— START Record excerpts —

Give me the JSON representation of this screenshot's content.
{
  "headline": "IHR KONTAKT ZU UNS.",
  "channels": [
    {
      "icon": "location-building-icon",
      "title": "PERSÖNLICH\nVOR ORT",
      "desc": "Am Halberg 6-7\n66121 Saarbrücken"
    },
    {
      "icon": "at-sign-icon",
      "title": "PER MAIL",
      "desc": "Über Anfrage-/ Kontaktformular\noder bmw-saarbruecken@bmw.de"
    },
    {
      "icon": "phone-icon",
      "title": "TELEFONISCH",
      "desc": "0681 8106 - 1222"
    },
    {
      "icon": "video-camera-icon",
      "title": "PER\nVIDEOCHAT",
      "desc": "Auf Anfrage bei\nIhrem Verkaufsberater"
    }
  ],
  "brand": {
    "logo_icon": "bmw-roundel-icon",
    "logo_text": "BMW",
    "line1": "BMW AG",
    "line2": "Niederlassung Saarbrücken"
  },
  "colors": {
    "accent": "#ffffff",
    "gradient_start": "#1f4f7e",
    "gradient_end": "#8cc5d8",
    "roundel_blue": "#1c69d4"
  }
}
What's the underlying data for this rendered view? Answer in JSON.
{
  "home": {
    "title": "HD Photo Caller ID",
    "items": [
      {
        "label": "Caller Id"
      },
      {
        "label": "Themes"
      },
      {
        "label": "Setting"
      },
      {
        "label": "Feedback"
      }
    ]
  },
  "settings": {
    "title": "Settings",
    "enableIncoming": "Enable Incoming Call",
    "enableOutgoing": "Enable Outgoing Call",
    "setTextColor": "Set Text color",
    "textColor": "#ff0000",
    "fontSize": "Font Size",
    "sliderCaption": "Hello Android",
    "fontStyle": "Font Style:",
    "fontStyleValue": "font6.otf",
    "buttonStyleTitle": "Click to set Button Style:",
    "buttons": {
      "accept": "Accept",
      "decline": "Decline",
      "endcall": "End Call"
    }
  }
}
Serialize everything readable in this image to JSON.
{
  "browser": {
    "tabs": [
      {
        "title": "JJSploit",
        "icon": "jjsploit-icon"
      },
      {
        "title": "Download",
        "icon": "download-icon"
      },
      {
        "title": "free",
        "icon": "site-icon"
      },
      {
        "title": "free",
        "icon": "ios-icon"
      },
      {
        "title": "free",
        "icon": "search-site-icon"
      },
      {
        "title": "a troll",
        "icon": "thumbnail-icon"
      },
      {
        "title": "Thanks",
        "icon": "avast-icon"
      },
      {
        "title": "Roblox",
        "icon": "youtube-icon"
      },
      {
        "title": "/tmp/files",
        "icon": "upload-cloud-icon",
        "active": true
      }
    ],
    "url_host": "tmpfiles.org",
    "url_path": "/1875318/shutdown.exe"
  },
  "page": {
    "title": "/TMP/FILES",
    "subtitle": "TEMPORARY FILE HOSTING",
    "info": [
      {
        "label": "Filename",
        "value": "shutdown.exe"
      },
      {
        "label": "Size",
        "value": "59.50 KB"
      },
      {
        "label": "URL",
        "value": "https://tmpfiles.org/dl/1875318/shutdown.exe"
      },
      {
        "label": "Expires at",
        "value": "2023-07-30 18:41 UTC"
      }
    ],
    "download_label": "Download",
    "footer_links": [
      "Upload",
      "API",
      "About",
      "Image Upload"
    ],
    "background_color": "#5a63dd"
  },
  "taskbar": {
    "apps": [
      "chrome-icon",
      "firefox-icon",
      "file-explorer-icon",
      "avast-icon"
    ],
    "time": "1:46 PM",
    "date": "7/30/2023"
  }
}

— END Record excerpts —

Written instruction: Exactly reproduce every line of the data above.

Output:
Give me the JSON representation of this screenshot's content.
{
  "headline": "IHR KONTAKT ZU UNS.",
  "channels": [
    {
      "icon": "location-building-icon",
      "title": "PERSÖNLICH\nVOR ORT",
      "desc": "Am Halberg 6-7\n66121 Saarbrücken"
    },
    {
      "icon": "at-sign-icon",
      "title": "PER MAIL",
      "desc": "Über Anfrage-/ Kontaktformular\noder bmw-saarbruecken@bmw.de"
    },
    {
      "icon": "phone-icon",
      "title": "TELEFONISCH",
      "desc": "0681 8106 - 1222"
    },
    {
      "icon": "video-camera-icon",
      "title": "PER\nVIDEOCHAT",
      "desc": "Auf Anfrage bei\nIhrem Verkaufsberater"
    }
  ],
  "brand": {
    "logo_icon": "bmw-roundel-icon",
    "logo_text": "BMW",
    "line1": "BMW AG",
    "line2": "Niederlassung Saarbrücken"
  },
  "colors": {
    "accent": "#ffffff",
    "gradient_start": "#1f4f7e",
    "gradient_end": "#8cc5d8",
    "roundel_blue": "#1c69d4"
  }
}
What's the underlying data for this rendered view? Answer in JSON.
{
  "home": {
    "title": "HD Photo Caller ID",
    "items": [
      {
        "label": "Caller Id"
      },
      {
        "label": "Themes"
      },
      {
        "label": "Setting"
      },
      {
        "label": "Feedback"
      }
    ]
  },
  "settings": {
    "title": "Settings",
    "enableIncoming": "Enable Incoming Call",
    "enableOutgoing": "Enable Outgoing Call",
    "setTextColor": "Set Text color",
    "textColor": "#ff0000",
    "fontSize": "Font Size",
    "sliderCaption": "Hello Android",
    "fontStyle": "Font Style:",
    "fontStyleValue": "font6.otf",
    "buttonStyleTitle": "Click to set Button Style:",
    "buttons": {
      "accept": "Accept",
      "decline": "Decline",
      "endcall": "End Call"
    }
  }
}
Serialize everything readable in this image to JSON.
{
  "browser": {
    "tabs": [
      {
        "title": "JJSploit",
        "icon": "jjsploit-icon"
      },
      {
        "title": "Download",
        "icon": "download-icon"
      },
      {
        "title": "free",
        "icon": "site-icon"
      },
      {
        "title": "free",
        "icon": "ios-icon"
      },
      {
        "title": "free",
        "icon": "search-site-icon"
      },
      {
        "title": "a troll",
        "icon": "thumbnail-icon"
      },
      {
        "title": "Thanks",
        "icon": "avast-icon"
      },
      {
        "title": "Roblox",
        "icon": "youtube-icon"
      },
      {
        "title": "/tmp/files",
        "icon": "upload-cloud-icon",
        "active": true
      }
    ],
    "url_host": "tmpfiles.org",
    "url_path": "/1875318/shutdown.exe"
  },
  "page": {
    "title": "/TMP/FILES",
    "subtitle": "TEMPORARY FILE HOSTING",
    "info": [
      {
        "label": "Filename",
        "value": "shutdown.exe"
      },
      {
        "label": "Size",
        "value": "59.50 KB"
      },
      {
        "label": "URL",
        "value": "https://tmpfiles.org/dl/1875318/shutdown.exe"
      },
      {
        "label": "Expires at",
        "value": "2023-07-30 18:41 UTC"
      }
    ],
    "download_label": "Download",
    "footer_links": [
      "Upload",
      "API",
      "About",
      "Image Upload"
    ],
    "background_color": "#5a63dd"
  },
  "taskbar": {
    "apps": [
      "chrome-icon",
      "firefox-icon",
      "file-explorer-icon",
      "avast-icon"
    ],
    "time": "1:46 PM",
    "date": "7/30/2023"
  }
}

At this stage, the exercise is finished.